# ENTRIES PROVIDED
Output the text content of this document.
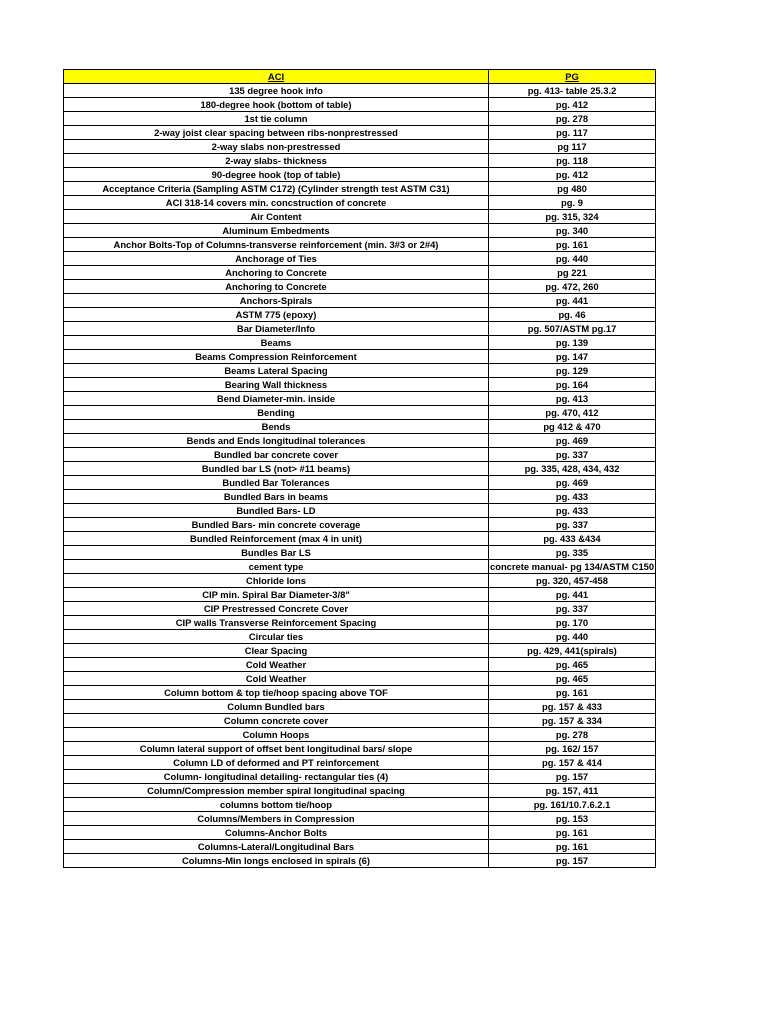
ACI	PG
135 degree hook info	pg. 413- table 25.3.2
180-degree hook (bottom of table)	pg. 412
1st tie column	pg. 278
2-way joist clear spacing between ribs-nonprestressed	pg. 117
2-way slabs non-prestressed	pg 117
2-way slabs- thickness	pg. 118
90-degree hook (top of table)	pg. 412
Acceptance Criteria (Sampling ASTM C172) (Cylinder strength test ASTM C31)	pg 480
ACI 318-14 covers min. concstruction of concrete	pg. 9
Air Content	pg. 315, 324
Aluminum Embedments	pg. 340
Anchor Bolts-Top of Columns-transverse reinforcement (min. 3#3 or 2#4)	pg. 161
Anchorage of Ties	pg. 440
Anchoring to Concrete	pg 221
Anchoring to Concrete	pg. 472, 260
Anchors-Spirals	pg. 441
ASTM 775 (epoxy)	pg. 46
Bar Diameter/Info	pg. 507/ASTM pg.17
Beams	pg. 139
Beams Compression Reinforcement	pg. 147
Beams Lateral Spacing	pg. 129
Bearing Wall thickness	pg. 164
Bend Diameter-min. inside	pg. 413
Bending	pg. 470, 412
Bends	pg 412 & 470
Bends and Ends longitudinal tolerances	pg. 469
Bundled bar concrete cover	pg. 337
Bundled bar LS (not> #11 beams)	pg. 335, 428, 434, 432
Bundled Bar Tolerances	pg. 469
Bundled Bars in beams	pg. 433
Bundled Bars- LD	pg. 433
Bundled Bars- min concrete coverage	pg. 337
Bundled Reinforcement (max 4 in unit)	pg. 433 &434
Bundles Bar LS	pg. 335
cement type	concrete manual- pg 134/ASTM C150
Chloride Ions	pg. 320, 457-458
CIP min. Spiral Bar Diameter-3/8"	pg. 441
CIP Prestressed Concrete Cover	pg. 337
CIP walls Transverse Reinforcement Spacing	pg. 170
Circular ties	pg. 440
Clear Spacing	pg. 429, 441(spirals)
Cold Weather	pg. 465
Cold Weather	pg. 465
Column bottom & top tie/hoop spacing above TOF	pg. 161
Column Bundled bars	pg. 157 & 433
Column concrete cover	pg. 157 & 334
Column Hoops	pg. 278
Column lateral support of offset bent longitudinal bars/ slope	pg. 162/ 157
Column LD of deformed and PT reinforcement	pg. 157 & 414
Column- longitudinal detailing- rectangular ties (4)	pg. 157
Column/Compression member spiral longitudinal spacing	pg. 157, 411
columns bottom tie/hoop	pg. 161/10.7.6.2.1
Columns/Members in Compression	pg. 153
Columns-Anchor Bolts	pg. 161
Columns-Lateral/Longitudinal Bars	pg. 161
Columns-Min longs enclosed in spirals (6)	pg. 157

...

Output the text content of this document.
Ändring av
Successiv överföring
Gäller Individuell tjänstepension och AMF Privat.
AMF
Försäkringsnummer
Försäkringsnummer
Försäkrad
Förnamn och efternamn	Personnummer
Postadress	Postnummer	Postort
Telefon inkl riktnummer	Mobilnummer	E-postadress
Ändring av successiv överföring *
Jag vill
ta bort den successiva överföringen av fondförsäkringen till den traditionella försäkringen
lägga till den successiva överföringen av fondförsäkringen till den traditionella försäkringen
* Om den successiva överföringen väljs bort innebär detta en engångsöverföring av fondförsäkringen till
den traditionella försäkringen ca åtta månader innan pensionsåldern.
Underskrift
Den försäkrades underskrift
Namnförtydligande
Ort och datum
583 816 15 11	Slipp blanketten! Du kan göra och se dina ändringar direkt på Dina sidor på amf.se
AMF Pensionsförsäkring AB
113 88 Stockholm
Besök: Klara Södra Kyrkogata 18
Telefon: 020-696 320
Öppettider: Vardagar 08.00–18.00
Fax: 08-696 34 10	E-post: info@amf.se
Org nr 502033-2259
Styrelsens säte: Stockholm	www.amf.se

---

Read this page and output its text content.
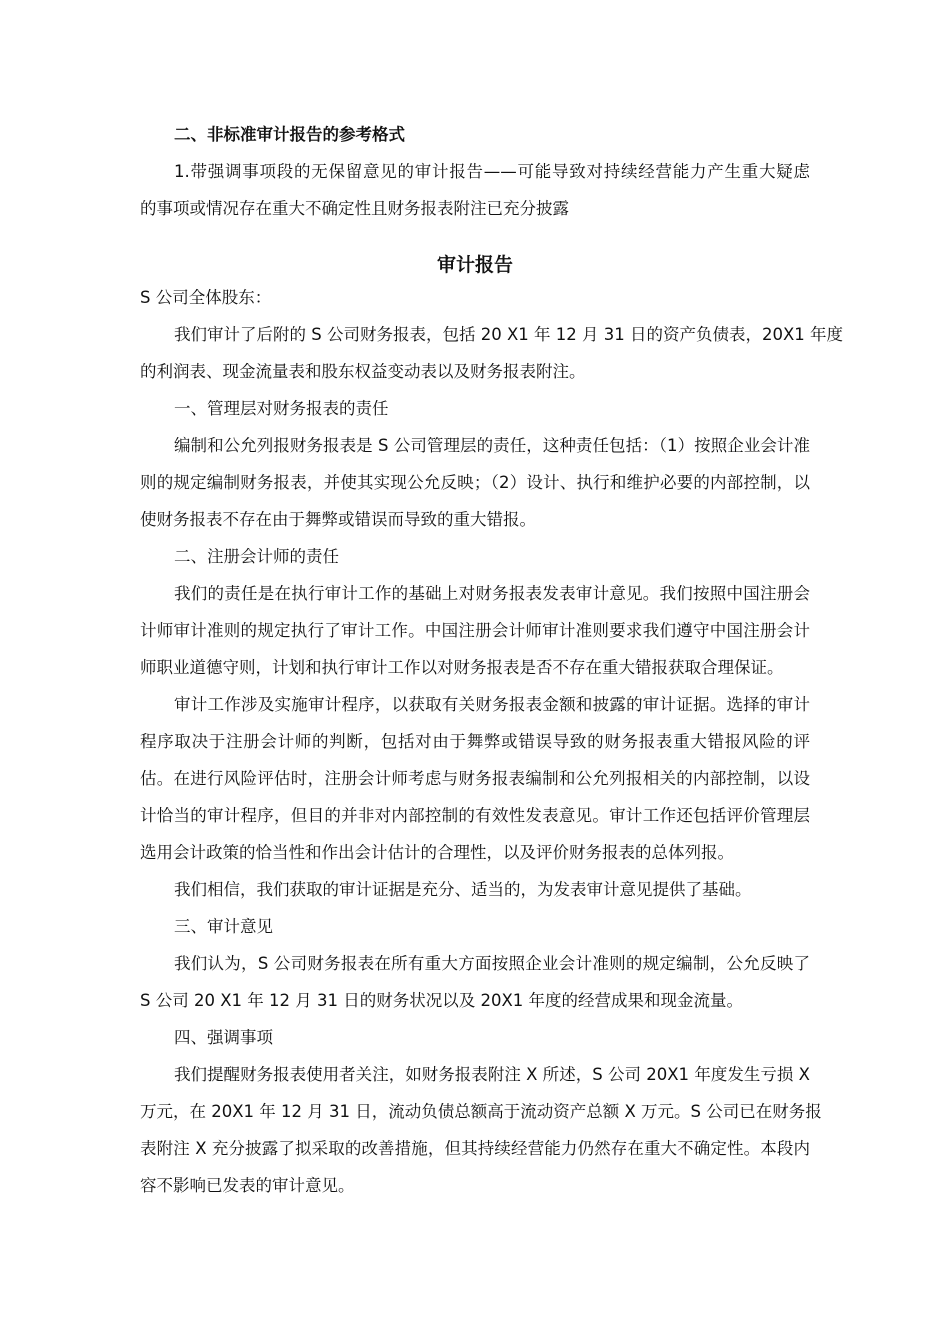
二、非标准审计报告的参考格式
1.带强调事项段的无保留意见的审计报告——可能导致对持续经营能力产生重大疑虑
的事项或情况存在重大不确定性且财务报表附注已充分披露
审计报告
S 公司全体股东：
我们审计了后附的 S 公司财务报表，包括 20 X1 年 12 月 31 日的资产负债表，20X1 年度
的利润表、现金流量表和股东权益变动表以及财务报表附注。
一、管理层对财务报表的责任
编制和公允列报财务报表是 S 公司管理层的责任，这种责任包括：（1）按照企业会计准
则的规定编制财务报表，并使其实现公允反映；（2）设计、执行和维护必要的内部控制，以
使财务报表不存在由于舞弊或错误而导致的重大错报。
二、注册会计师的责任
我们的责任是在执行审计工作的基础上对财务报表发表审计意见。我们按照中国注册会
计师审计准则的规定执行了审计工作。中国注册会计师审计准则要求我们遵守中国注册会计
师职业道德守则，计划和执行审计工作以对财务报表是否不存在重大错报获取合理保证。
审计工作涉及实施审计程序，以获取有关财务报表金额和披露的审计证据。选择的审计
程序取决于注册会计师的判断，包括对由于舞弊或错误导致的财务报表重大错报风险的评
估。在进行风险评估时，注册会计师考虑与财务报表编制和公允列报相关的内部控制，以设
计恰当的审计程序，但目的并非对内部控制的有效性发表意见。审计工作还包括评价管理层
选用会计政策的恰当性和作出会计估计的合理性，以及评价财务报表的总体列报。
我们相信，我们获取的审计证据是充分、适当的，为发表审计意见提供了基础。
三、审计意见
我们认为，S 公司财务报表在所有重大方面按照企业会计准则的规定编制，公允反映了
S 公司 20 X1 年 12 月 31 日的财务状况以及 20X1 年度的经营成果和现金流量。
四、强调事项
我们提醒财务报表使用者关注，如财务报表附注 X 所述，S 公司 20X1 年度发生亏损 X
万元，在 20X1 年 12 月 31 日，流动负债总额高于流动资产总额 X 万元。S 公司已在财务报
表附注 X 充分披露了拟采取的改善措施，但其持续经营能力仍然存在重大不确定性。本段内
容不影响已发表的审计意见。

# EXERCISE
Go through the material and copy out every line with "Bundled" in it.

# THE RESULT
Bundled bar concrete cover	pg. 337
Bundled bar LS (not> #11 beams)	pg. 335, 428, 434, 432
Bundled Bar Tolerances	pg. 469
Bundled Bars in beams	pg. 433
Bundled Bars- LD	pg. 433
Bundled Bars- min concrete coverage	pg. 337
Bundled Reinforcement (max 4 in unit)	pg. 433 &434
Column Bundled bars	pg. 157 & 433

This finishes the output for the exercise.